In the piece below about the Louisville–Kentucky basketball rivalry, start at the words "By Paul Sykes" and stop after "and Cardinal cap.". Reproduce everything in that stretch word for word.

*Text passage*
>> Begin
By Paul Sykes

Let me make this perfectly clear. I know Kentucky has a good basketball team. I’ve got the same kind of boastful and arrogant UK friends you do. They tell me this is the dawning of a new age in UK hoops. John Calipari is the promised messiah, the wizard of Lexington. They say John Wall is the best basketball player in the history of the game.

They also tell me my University of Louisville basketball team is undisciplined, erratic, weak in the paint, coached by a man of serious moral turpitude. We are little brother.  We are insignificant.

Is it all more the reason why I look forward to a Louisville win in Rupp Saturday. We ruin the prom queen’s coronation. The fly in the soup.

Ah yes, Rupp Arena. I do not like Rupp Arena. It will be filled as usual with wild-eyed, blue-clad zealots who will have dozens of comments about my red sweatshirt and Cardinal cap.

I will receive incorrect change at the concession stand, my path blocked in the concourse and vivid descriptions hurled at me from the same lips that sweetly sing hymns on Sunday. Rupp of the steep stairs and wooden bleachers. The shrill voiced public address announcer. The enemy’s place

It does not matter. I will go unaffected. I realize that despite all the Coach Cal rhetoric about how this game and crowd reaction should be focused on the players and not other sidebars, I will be a strange man in a hostile land. Surrounded by pompous and proud. Biased and boorish. The rivals.
>> End
*Source data*
>> Begin
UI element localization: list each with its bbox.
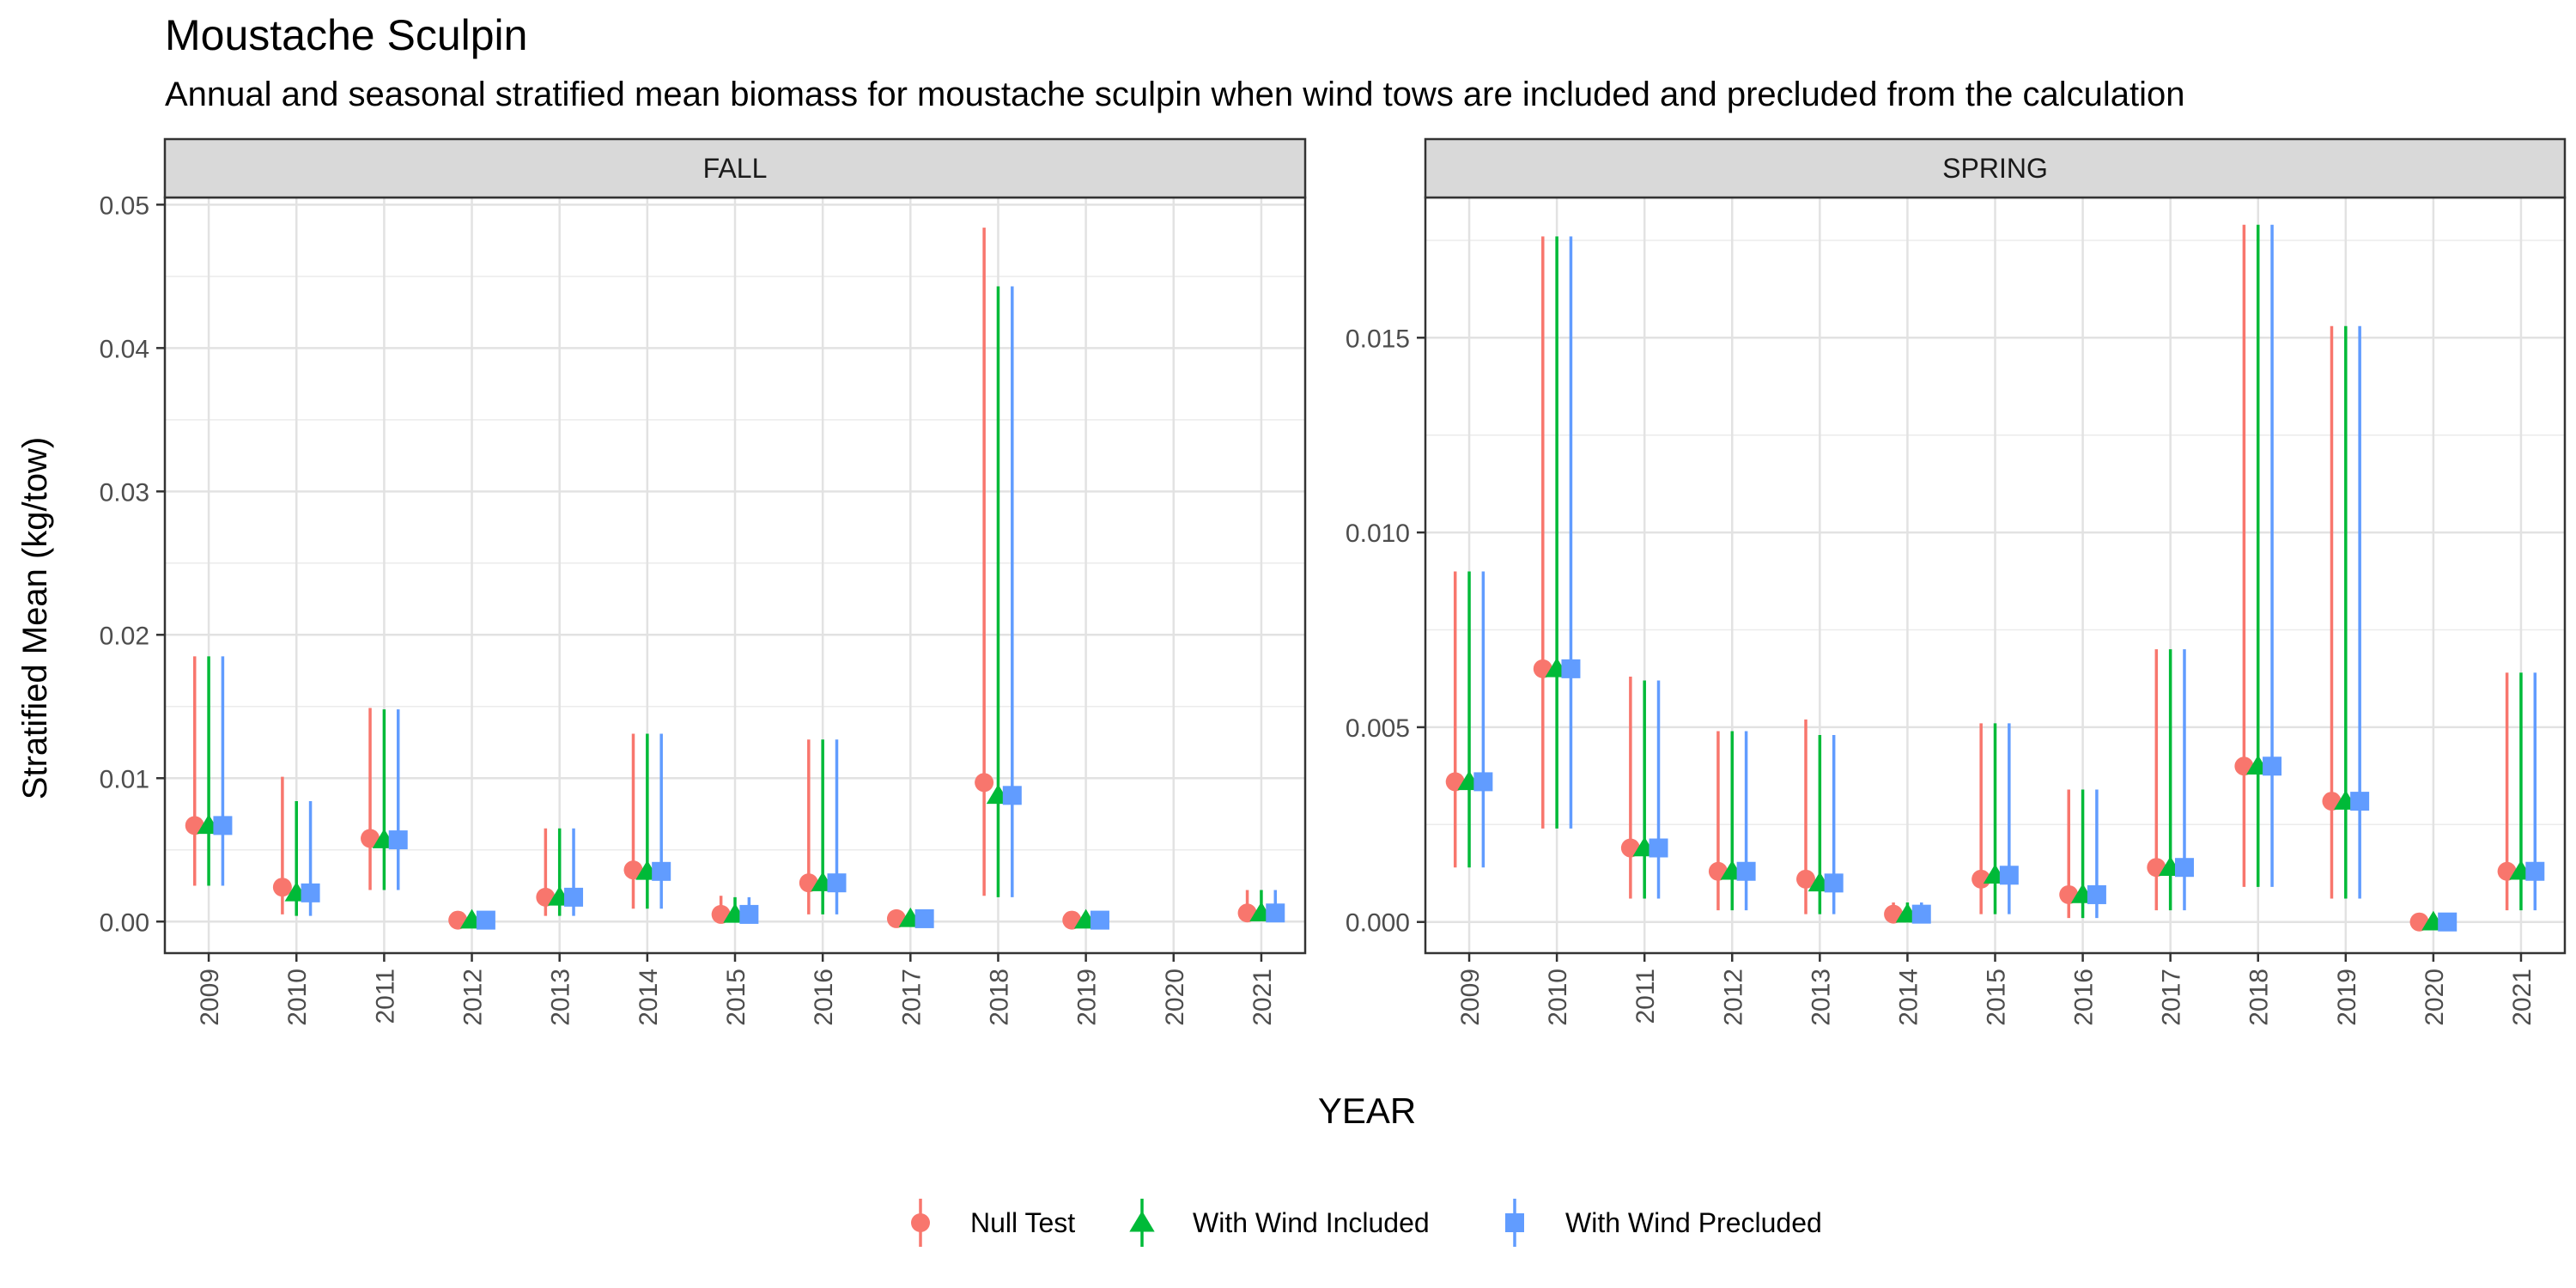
>> End
*Complete response*
By Paul Sykes

Let me make this perfectly clear. I know Kentucky has a good basketball team. I’ve got the same kind of boastful and arrogant UK friends you do. They tell me this is the dawning of a new age in UK hoops. John Calipari is the promised messiah, the wizard of Lexington. They say John Wall is the best basketball player in the history of the game.

They also tell me my University of Louisville basketball team is undisciplined, erratic, weak in the paint, coached by a man of serious moral turpitude. We are little brother.  We are insignificant.

Is it all more the reason why I look forward to a Louisville win in Rupp Saturday. We ruin the prom queen’s coronation. The fly in the soup.

Ah yes, Rupp Arena. I do not like Rupp Arena. It will be filled as usual with wild-eyed, blue-clad zealots who will have dozens of comments about my red sweatshirt and Cardinal cap.